## start
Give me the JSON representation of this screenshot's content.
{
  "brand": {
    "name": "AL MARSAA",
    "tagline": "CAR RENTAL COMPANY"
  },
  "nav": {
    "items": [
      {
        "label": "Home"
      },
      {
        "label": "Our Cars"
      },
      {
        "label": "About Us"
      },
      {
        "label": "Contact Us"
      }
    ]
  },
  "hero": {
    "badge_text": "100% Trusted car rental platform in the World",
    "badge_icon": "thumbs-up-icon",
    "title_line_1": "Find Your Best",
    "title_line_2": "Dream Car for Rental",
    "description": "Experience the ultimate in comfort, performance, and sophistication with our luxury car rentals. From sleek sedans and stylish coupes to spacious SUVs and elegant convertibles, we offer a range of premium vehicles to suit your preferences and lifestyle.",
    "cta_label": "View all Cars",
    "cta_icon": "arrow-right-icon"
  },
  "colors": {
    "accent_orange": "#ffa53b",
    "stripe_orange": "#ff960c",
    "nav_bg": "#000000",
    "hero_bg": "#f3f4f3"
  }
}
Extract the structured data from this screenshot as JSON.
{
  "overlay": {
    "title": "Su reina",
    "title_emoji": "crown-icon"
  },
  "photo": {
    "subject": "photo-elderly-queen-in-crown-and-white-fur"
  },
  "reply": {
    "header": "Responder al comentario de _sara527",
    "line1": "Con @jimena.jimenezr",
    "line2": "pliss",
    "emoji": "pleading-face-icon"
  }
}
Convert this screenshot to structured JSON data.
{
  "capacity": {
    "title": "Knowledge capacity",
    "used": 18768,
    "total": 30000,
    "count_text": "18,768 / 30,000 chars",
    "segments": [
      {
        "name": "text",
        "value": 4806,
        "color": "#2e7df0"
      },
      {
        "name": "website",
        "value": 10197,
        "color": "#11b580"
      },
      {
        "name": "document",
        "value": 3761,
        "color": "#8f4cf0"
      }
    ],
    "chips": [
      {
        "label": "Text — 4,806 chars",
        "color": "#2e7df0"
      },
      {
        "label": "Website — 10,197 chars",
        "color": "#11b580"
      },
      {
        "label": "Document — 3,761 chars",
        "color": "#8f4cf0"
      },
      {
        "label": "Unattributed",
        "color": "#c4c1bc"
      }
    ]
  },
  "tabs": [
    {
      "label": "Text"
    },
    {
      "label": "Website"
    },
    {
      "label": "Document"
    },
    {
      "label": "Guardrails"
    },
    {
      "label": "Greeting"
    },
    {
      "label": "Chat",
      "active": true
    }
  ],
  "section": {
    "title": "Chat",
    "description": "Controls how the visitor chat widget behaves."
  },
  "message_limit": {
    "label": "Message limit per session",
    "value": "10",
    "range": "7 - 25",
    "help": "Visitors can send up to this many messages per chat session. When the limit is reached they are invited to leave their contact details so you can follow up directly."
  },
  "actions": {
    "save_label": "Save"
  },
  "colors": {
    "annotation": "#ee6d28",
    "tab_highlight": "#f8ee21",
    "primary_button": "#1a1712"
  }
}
## end
The request
The entries above should be repeated exactly, every one of them.

Task response
Give me the JSON representation of this screenshot's content.
{
  "brand": {
    "name": "AL MARSAA",
    "tagline": "CAR RENTAL COMPANY"
  },
  "nav": {
    "items": [
      {
        "label": "Home"
      },
      {
        "label": "Our Cars"
      },
      {
        "label": "About Us"
      },
      {
        "label": "Contact Us"
      }
    ]
  },
  "hero": {
    "badge_text": "100% Trusted car rental platform in the World",
    "badge_icon": "thumbs-up-icon",
    "title_line_1": "Find Your Best",
    "title_line_2": "Dream Car for Rental",
    "description": "Experience the ultimate in comfort, performance, and sophistication with our luxury car rentals. From sleek sedans and stylish coupes to spacious SUVs and elegant convertibles, we offer a range of premium vehicles to suit your preferences and lifestyle.",
    "cta_label": "View all Cars",
    "cta_icon": "arrow-right-icon"
  },
  "colors": {
    "accent_orange": "#ffa53b",
    "stripe_orange": "#ff960c",
    "nav_bg": "#000000",
    "hero_bg": "#f3f4f3"
  }
}
Extract the structured data from this screenshot as JSON.
{
  "overlay": {
    "title": "Su reina",
    "title_emoji": "crown-icon"
  },
  "photo": {
    "subject": "photo-elderly-queen-in-crown-and-white-fur"
  },
  "reply": {
    "header": "Responder al comentario de _sara527",
    "line1": "Con @jimena.jimenezr",
    "line2": "pliss",
    "emoji": "pleading-face-icon"
  }
}
Convert this screenshot to structured JSON data.
{
  "capacity": {
    "title": "Knowledge capacity",
    "used": 18768,
    "total": 30000,
    "count_text": "18,768 / 30,000 chars",
    "segments": [
      {
        "name": "text",
        "value": 4806,
        "color": "#2e7df0"
      },
      {
        "name": "website",
        "value": 10197,
        "color": "#11b580"
      },
      {
        "name": "document",
        "value": 3761,
        "color": "#8f4cf0"
      }
    ],
    "chips": [
      {
        "label": "Text — 4,806 chars",
        "color": "#2e7df0"
      },
      {
        "label": "Website — 10,197 chars",
        "color": "#11b580"
      },
      {
        "label": "Document — 3,761 chars",
        "color": "#8f4cf0"
      },
      {
        "label": "Unattributed",
        "color": "#c4c1bc"
      }
    ]
  },
  "tabs": [
    {
      "label": "Text"
    },
    {
      "label": "Website"
    },
    {
      "label": "Document"
    },
    {
      "label": "Guardrails"
    },
    {
      "label": "Greeting"
    },
    {
      "label": "Chat",
      "active": true
    }
  ],
  "section": {
    "title": "Chat",
    "description": "Controls how the visitor chat widget behaves."
  },
  "message_limit": {
    "label": "Message limit per session",
    "value": "10",
    "range": "7 - 25",
    "help": "Visitors can send up to this many messages per chat session. When the limit is reached they are invited to leave their contact details so you can follow up directly."
  },
  "actions": {
    "save_label": "Save"
  },
  "colors": {
    "annotation": "#ee6d28",
    "tab_highlight": "#f8ee21",
    "primary_button": "#1a1712"
  }
}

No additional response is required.